[TASK TO COMPLETE] Set out every line bearing the string "JSON".

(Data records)

═══

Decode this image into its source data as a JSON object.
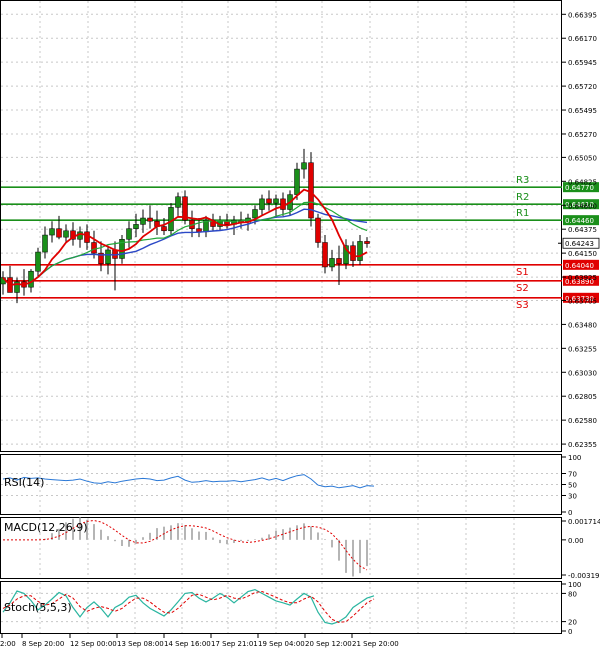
{
  "chart_data": {
    "type": "candlestick",
    "price_panel": {
      "y_ticks": [
        "0.66395",
        "0.66170",
        "0.65945",
        "0.65720",
        "0.65495",
        "0.65270",
        "0.65050",
        "0.64825",
        "0.64600",
        "0.64375",
        "0.64150",
        "0.63925",
        "0.63705",
        "0.63480",
        "0.63255",
        "0.63030",
        "0.62805",
        "0.62580",
        "0.62355"
      ],
      "ylim": [
        0.6229,
        0.6652
      ],
      "current_price": "0.64243",
      "levels": [
        {
          "name": "R3",
          "value": 0.6477,
          "label": "0.64770",
          "color": "#1a8f1a"
        },
        {
          "name": "R2",
          "value": 0.6461,
          "label": "0.64610",
          "color": "#1a8f1a"
        },
        {
          "name": "R1",
          "value": 0.6446,
          "label": "0.64460",
          "color": "#1a8f1a"
        },
        {
          "name": "S1",
          "value": 0.6404,
          "label": "0.64040",
          "color": "#e00000"
        },
        {
          "name": "S2",
          "value": 0.6389,
          "label": "0.63890",
          "color": "#e00000"
        },
        {
          "name": "S3",
          "value": 0.6373,
          "label": "0.63730",
          "color": "#e00000"
        }
      ],
      "candles": [
        {
          "o": 0.6386,
          "h": 0.6398,
          "l": 0.6376,
          "c": 0.6392
        },
        {
          "o": 0.6392,
          "h": 0.6403,
          "l": 0.6385,
          "c": 0.6378
        },
        {
          "o": 0.6378,
          "h": 0.6392,
          "l": 0.6368,
          "c": 0.6388
        },
        {
          "o": 0.6388,
          "h": 0.64,
          "l": 0.6375,
          "c": 0.6383
        },
        {
          "o": 0.6383,
          "h": 0.64,
          "l": 0.6378,
          "c": 0.6398
        },
        {
          "o": 0.6398,
          "h": 0.642,
          "l": 0.6392,
          "c": 0.6416
        },
        {
          "o": 0.6416,
          "h": 0.644,
          "l": 0.641,
          "c": 0.6432
        },
        {
          "o": 0.6432,
          "h": 0.6445,
          "l": 0.6425,
          "c": 0.6438
        },
        {
          "o": 0.6438,
          "h": 0.645,
          "l": 0.6428,
          "c": 0.643
        },
        {
          "o": 0.643,
          "h": 0.6442,
          "l": 0.6424,
          "c": 0.6436
        },
        {
          "o": 0.6436,
          "h": 0.6444,
          "l": 0.6422,
          "c": 0.6428
        },
        {
          "o": 0.6428,
          "h": 0.644,
          "l": 0.642,
          "c": 0.6435
        },
        {
          "o": 0.6435,
          "h": 0.6442,
          "l": 0.6418,
          "c": 0.6425
        },
        {
          "o": 0.6425,
          "h": 0.6436,
          "l": 0.641,
          "c": 0.6415
        },
        {
          "o": 0.6415,
          "h": 0.6426,
          "l": 0.6398,
          "c": 0.6405
        },
        {
          "o": 0.6405,
          "h": 0.6422,
          "l": 0.6395,
          "c": 0.6418
        },
        {
          "o": 0.6418,
          "h": 0.6426,
          "l": 0.638,
          "c": 0.641
        },
        {
          "o": 0.641,
          "h": 0.6432,
          "l": 0.6405,
          "c": 0.6428
        },
        {
          "o": 0.6428,
          "h": 0.6445,
          "l": 0.642,
          "c": 0.6438
        },
        {
          "o": 0.6438,
          "h": 0.6452,
          "l": 0.643,
          "c": 0.6442
        },
        {
          "o": 0.6442,
          "h": 0.6456,
          "l": 0.6434,
          "c": 0.6448
        },
        {
          "o": 0.6448,
          "h": 0.646,
          "l": 0.6438,
          "c": 0.6445
        },
        {
          "o": 0.6445,
          "h": 0.6455,
          "l": 0.6432,
          "c": 0.644
        },
        {
          "o": 0.644,
          "h": 0.6448,
          "l": 0.6432,
          "c": 0.6436
        },
        {
          "o": 0.6436,
          "h": 0.6462,
          "l": 0.6432,
          "c": 0.6458
        },
        {
          "o": 0.6458,
          "h": 0.6472,
          "l": 0.645,
          "c": 0.6468
        },
        {
          "o": 0.6468,
          "h": 0.6474,
          "l": 0.6442,
          "c": 0.6446
        },
        {
          "o": 0.6446,
          "h": 0.6455,
          "l": 0.643,
          "c": 0.6438
        },
        {
          "o": 0.6438,
          "h": 0.6448,
          "l": 0.643,
          "c": 0.6435
        },
        {
          "o": 0.6435,
          "h": 0.645,
          "l": 0.643,
          "c": 0.6446
        },
        {
          "o": 0.6446,
          "h": 0.6452,
          "l": 0.6436,
          "c": 0.644
        },
        {
          "o": 0.644,
          "h": 0.645,
          "l": 0.6436,
          "c": 0.6445
        },
        {
          "o": 0.6445,
          "h": 0.6452,
          "l": 0.6438,
          "c": 0.6442
        },
        {
          "o": 0.6442,
          "h": 0.645,
          "l": 0.6432,
          "c": 0.6446
        },
        {
          "o": 0.6446,
          "h": 0.6454,
          "l": 0.6438,
          "c": 0.6444
        },
        {
          "o": 0.6444,
          "h": 0.6452,
          "l": 0.6436,
          "c": 0.6448
        },
        {
          "o": 0.6448,
          "h": 0.646,
          "l": 0.6442,
          "c": 0.6456
        },
        {
          "o": 0.6456,
          "h": 0.647,
          "l": 0.645,
          "c": 0.6466
        },
        {
          "o": 0.6466,
          "h": 0.6474,
          "l": 0.6455,
          "c": 0.6462
        },
        {
          "o": 0.6462,
          "h": 0.647,
          "l": 0.6448,
          "c": 0.6466
        },
        {
          "o": 0.6466,
          "h": 0.6472,
          "l": 0.645,
          "c": 0.6456
        },
        {
          "o": 0.6456,
          "h": 0.6474,
          "l": 0.645,
          "c": 0.647
        },
        {
          "o": 0.647,
          "h": 0.65,
          "l": 0.6465,
          "c": 0.6494
        },
        {
          "o": 0.6494,
          "h": 0.6513,
          "l": 0.6485,
          "c": 0.65
        },
        {
          "o": 0.65,
          "h": 0.651,
          "l": 0.644,
          "c": 0.6448
        },
        {
          "o": 0.6448,
          "h": 0.6452,
          "l": 0.642,
          "c": 0.6425
        },
        {
          "o": 0.6425,
          "h": 0.6432,
          "l": 0.6396,
          "c": 0.6402
        },
        {
          "o": 0.6402,
          "h": 0.6418,
          "l": 0.6398,
          "c": 0.641
        },
        {
          "o": 0.641,
          "h": 0.6422,
          "l": 0.6385,
          "c": 0.6405
        },
        {
          "o": 0.6405,
          "h": 0.6428,
          "l": 0.64,
          "c": 0.6422
        },
        {
          "o": 0.6422,
          "h": 0.6426,
          "l": 0.6402,
          "c": 0.6408
        },
        {
          "o": 0.6408,
          "h": 0.6432,
          "l": 0.6404,
          "c": 0.6426
        },
        {
          "o": 0.6426,
          "h": 0.643,
          "l": 0.642,
          "c": 0.6424
        }
      ]
    },
    "rsi": {
      "label": "RSI(14)",
      "y_ticks": [
        "100",
        "70",
        "50",
        "30",
        "0"
      ],
      "values": [
        60,
        62,
        58,
        63,
        61,
        62,
        60,
        59,
        58,
        57,
        58,
        60,
        56,
        53,
        52,
        55,
        53,
        56,
        58,
        60,
        61,
        60,
        57,
        58,
        62,
        65,
        58,
        54,
        55,
        57,
        55,
        56,
        56,
        57,
        55,
        57,
        59,
        62,
        58,
        61,
        57,
        62,
        66,
        68,
        60,
        49,
        46,
        47,
        44,
        46,
        48,
        44,
        48,
        47
      ]
    },
    "macd": {
      "label": "MACD(12,26,9)",
      "y_ticks": [
        "0.001714",
        "0.00",
        "-0.003195"
      ]
    },
    "stoch": {
      "label": "Stoch(5,5,3)",
      "y_ticks": [
        "100",
        "80",
        "20",
        "0"
      ],
      "k": [
        40,
        60,
        85,
        80,
        65,
        45,
        55,
        68,
        82,
        75,
        50,
        30,
        50,
        62,
        48,
        30,
        50,
        58,
        72,
        76,
        60,
        48,
        40,
        32,
        45,
        62,
        80,
        82,
        70,
        62,
        70,
        80,
        72,
        60,
        72,
        84,
        88,
        80,
        72,
        64,
        60,
        55,
        68,
        80,
        72,
        40,
        18,
        15,
        20,
        30,
        50,
        60,
        70,
        75
      ],
      "d": [
        48,
        55,
        68,
        75,
        75,
        63,
        55,
        58,
        68,
        78,
        70,
        52,
        42,
        48,
        52,
        48,
        42,
        48,
        60,
        70,
        70,
        62,
        50,
        40,
        38,
        48,
        62,
        76,
        78,
        72,
        66,
        70,
        76,
        70,
        68,
        74,
        82,
        84,
        78,
        72,
        65,
        60,
        60,
        68,
        74,
        62,
        42,
        25,
        18,
        20,
        32,
        46,
        60,
        68
      ]
    },
    "x_labels": [
      "2:00",
      "8 Sep 20:00",
      "12 Sep 00:00",
      "13 Sep 08:00",
      "14 Sep 16:00",
      "17 Sep 21:01",
      "19 Sep 04:00",
      "20 Sep 12:00",
      "21 Sep 20:00"
    ]
  }
}
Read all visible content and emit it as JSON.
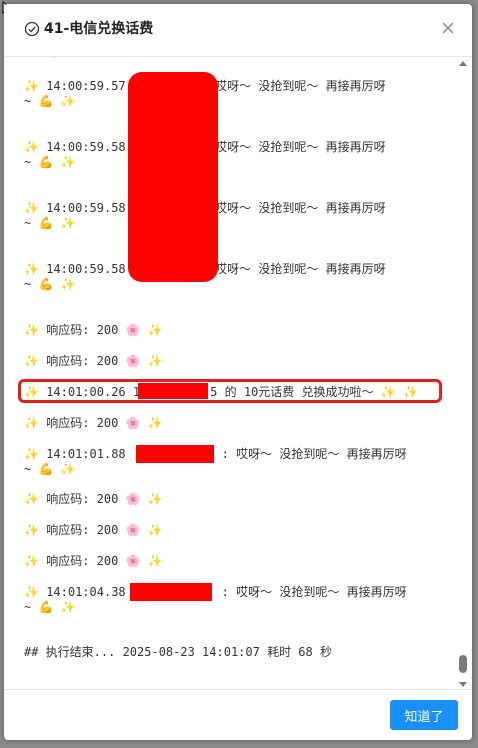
{
  "dialog": {
    "title": "41-电信兑换话费",
    "ok_label": "知道了"
  },
  "icons": {
    "sparkle": "✨",
    "muscle": "💪",
    "flower": "🌸",
    "title_icon": "check-circle-icon",
    "close_icon": "close-icon"
  },
  "log": {
    "top_partial": "~ 💪 ✨",
    "entries": [
      {
        "time": "14:00:59.57",
        "text": ": 哎呀～ 没抢到呢～ 再接再厉呀",
        "wrap": "~ 💪 ✨"
      },
      {
        "time": "14:00:59.58",
        "text": ": 哎呀～ 没抢到呢～ 再接再厉呀",
        "wrap": "~ 💪 ✨"
      },
      {
        "time": "14:00:59.58",
        "text": ": 哎呀～ 没抢到呢～ 再接再厉呀",
        "wrap": "~ 💪 ✨"
      },
      {
        "time": "14:00:59.58",
        "text": ": 哎呀～ 没抢到呢～ 再接再厉呀",
        "wrap": "~ 💪 ✨"
      }
    ],
    "response_label": "响应码:",
    "response_code": "200",
    "success_time": "14:01:00.26",
    "success_prefix": "1",
    "success_suffix": "5",
    "success_text": "的 10元话费 兑换成功啦～",
    "late_time_1": "14:01:01.88",
    "late_time_2": "14:01:04.38",
    "fail_text": ": 哎呀～ 没抢到呢～ 再接再厉呀",
    "wrap_text": "~ 💪 ✨",
    "end_line": "## 执行结束... 2025-08-23 14:01:07  耗时 68 秒"
  },
  "colors": {
    "accent": "#1890ff",
    "redaction": "#ff0000",
    "highlight": "#e02020"
  }
}
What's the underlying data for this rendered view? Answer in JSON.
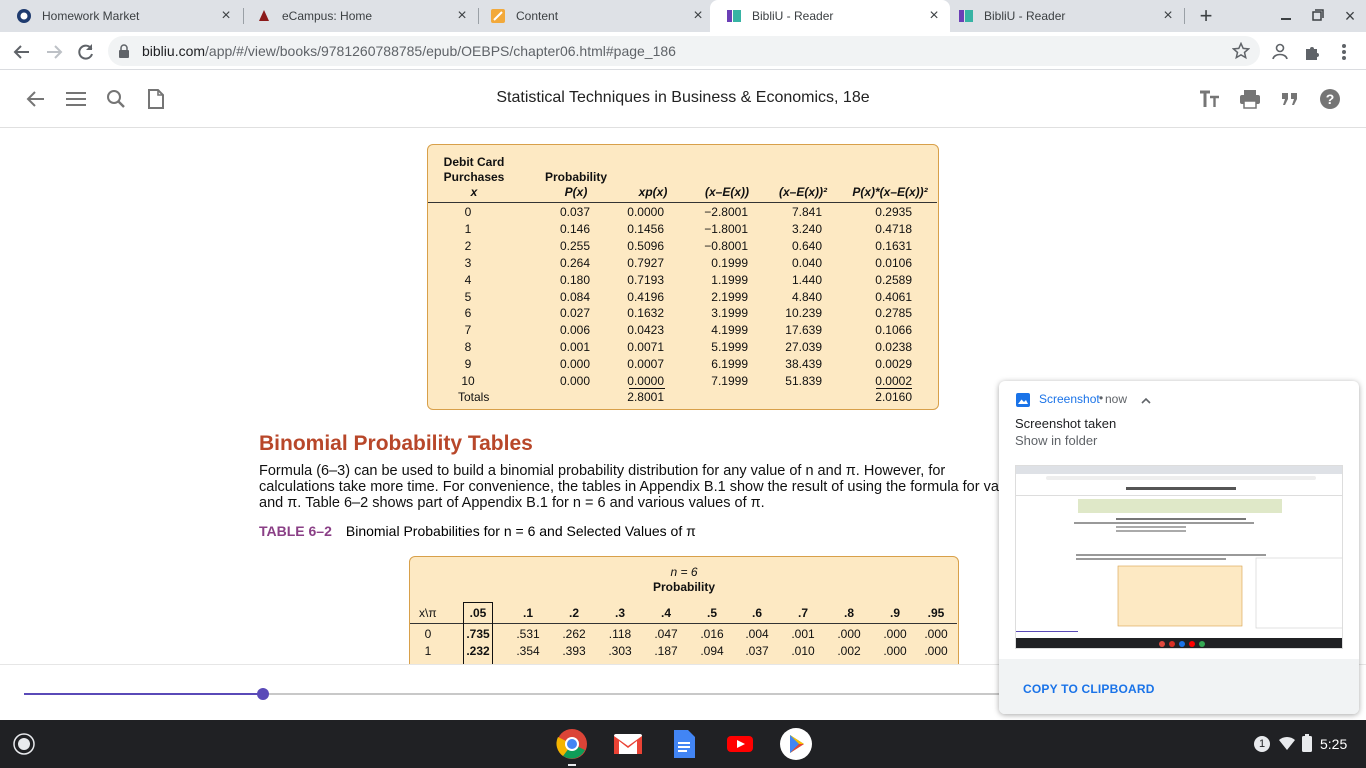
{
  "browser": {
    "tabs": [
      {
        "title": "Homework Market",
        "active": false
      },
      {
        "title": "eCampus: Home",
        "active": false
      },
      {
        "title": "Content",
        "active": false
      },
      {
        "title": "BibliU - Reader",
        "active": true
      },
      {
        "title": "BibliU - Reader",
        "active": false
      }
    ],
    "url_host": "bibliu.com",
    "url_path": "/app/#/view/books/9781260788785/epub/OEBPS/chapter06.html#page_186"
  },
  "reader": {
    "book_title": "Statistical Techniques in Business & Economics, 18e",
    "progress_fraction": 0.245
  },
  "table1": {
    "headers": {
      "x_line1": "Debit Card",
      "x_line2": "Purchases",
      "x_line3": "x",
      "p_line1": "Probability",
      "p_line2": "P(x)",
      "xp": "xp(x)",
      "dev": "(x–E(x))",
      "dev2": "(x–E(x))²",
      "pdev2": "P(x)*(x–E(x))²"
    },
    "rows": [
      [
        "0",
        "0.037",
        "0.0000",
        "−2.8001",
        "7.841",
        "0.2935"
      ],
      [
        "1",
        "0.146",
        "0.1456",
        "−1.8001",
        "3.240",
        "0.4718"
      ],
      [
        "2",
        "0.255",
        "0.5096",
        "−0.8001",
        "0.640",
        "0.1631"
      ],
      [
        "3",
        "0.264",
        "0.7927",
        "0.1999",
        "0.040",
        "0.0106"
      ],
      [
        "4",
        "0.180",
        "0.7193",
        "1.1999",
        "1.440",
        "0.2589"
      ],
      [
        "5",
        "0.084",
        "0.4196",
        "2.1999",
        "4.840",
        "0.4061"
      ],
      [
        "6",
        "0.027",
        "0.1632",
        "3.1999",
        "10.239",
        "0.2785"
      ],
      [
        "7",
        "0.006",
        "0.0423",
        "4.1999",
        "17.639",
        "0.1066"
      ],
      [
        "8",
        "0.001",
        "0.0071",
        "5.1999",
        "27.039",
        "0.0238"
      ],
      [
        "9",
        "0.000",
        "0.0007",
        "6.1999",
        "38.439",
        "0.0029"
      ],
      [
        "10",
        "0.000",
        "0.0000",
        "7.1999",
        "51.839",
        "0.0002"
      ]
    ],
    "totals": {
      "label": "Totals",
      "xp": "2.8001",
      "pdev2": "2.0160"
    }
  },
  "section": {
    "title": "Binomial Probability Tables",
    "para_lines": [
      "Formula (6–3) can be used to build a binomial probability distribution for any value of n and π. However, for",
      "calculations take more time. For convenience, the tables in Appendix B.1 show the result of using the formula for va",
      "and π. Table 6–2 shows part of Appendix B.1 for n = 6 and various values of π."
    ],
    "table_label_num": "TABLE 6–2",
    "table_label_text": "Binomial Probabilities for n = 6 and Selected Values of π"
  },
  "table2": {
    "title_line1": "n = 6",
    "title_line2": "Probability",
    "corner": "x\\π",
    "cols": [
      ".05",
      ".1",
      ".2",
      ".3",
      ".4",
      ".5",
      ".6",
      ".7",
      ".8",
      ".9",
      ".95"
    ],
    "rows": [
      [
        "0",
        ".735",
        ".531",
        ".262",
        ".118",
        ".047",
        ".016",
        ".004",
        ".001",
        ".000",
        ".000",
        ".000"
      ],
      [
        "1",
        ".232",
        ".354",
        ".393",
        ".303",
        ".187",
        ".094",
        ".037",
        ".010",
        ".002",
        ".000",
        ".000"
      ]
    ]
  },
  "notification": {
    "app": "Screenshot",
    "time": "now",
    "title": "Screenshot taken",
    "subtitle": "Show in folder",
    "action": "COPY TO CLIPBOARD"
  },
  "shelf": {
    "apps": [
      "chrome-icon",
      "gmail-icon",
      "docs-icon",
      "youtube-icon",
      "play-store-icon"
    ],
    "notification_count": "1",
    "time": "5:25"
  }
}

═══

[EXPECTED OUTPUT]
Decode this image into its source data as a JSON object.
Read all visible content and emit it as JSON.
What's the underlying data for this rendered view? Answer in JSON.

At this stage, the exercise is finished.